● **STATED GOAL**
Return the listing below unchanged, minus its pictures.

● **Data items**
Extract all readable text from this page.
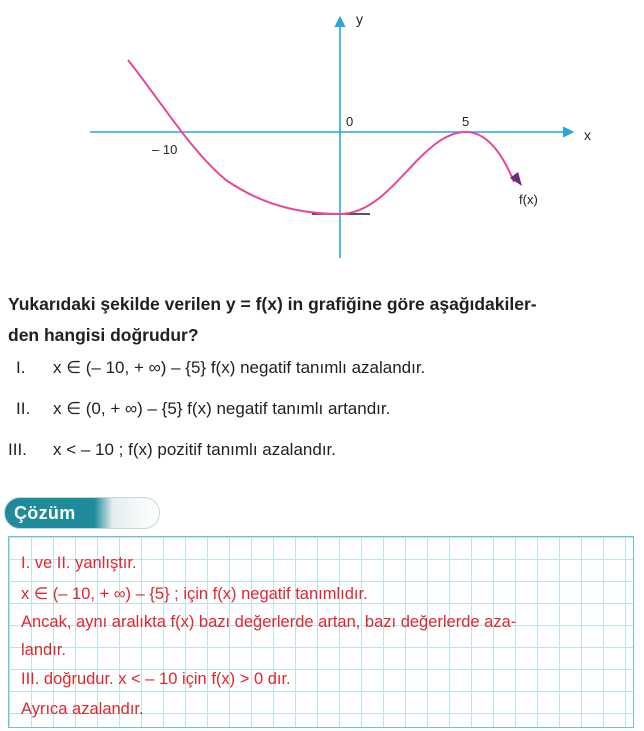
y
x
0
– 10
5
f(x)
Yukarıdaki şekilde verilen y = f(x) in grafiğine göre aşağıdakiler-
den hangisi doğrudur?
I. x ∈ (– 10, + ∞) – {5} f(x) negatif tanımlı azalandır.
II. x ∈ (0, + ∞) – {5} f(x) negatif tanımlı artandır.
III. x < – 10 ; f(x) pozitif tanımlı azalandır.
Çözüm
I. ve II. yanlıştır.
x ∈ (– 10, + ∞) – {5} ; için f(x) negatif tanımlıdır.
Ancak, aynı aralıkta f(x) bazı değerlerde artan, bazı değerlerde aza-
landır.
III. doğrudur. x < – 10 için f(x) > 0 dır.
Ayrıca azalandır.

● **EXERCISE OUTPUT**
Extract all readable text from this page.
y
x
0
– 10
5
f(x)
Yukarıdaki şekilde verilen y = f(x) in grafiğine göre aşağıdakiler-
den hangisi doğrudur?
I. x ∈ (– 10, + ∞) – {5} f(x) negatif tanımlı azalandır.
II. x ∈ (0, + ∞) – {5} f(x) negatif tanımlı artandır.
III. x < – 10 ; f(x) pozitif tanımlı azalandır.
Çözüm
I. ve II. yanlıştır.
x ∈ (– 10, + ∞) – {5} ; için f(x) negatif tanımlıdır.
Ancak, aynı aralıkta f(x) bazı değerlerde artan, bazı değerlerde aza-
landır.
III. doğrudur. x < – 10 için f(x) > 0 dır.
Ayrıca azalandır.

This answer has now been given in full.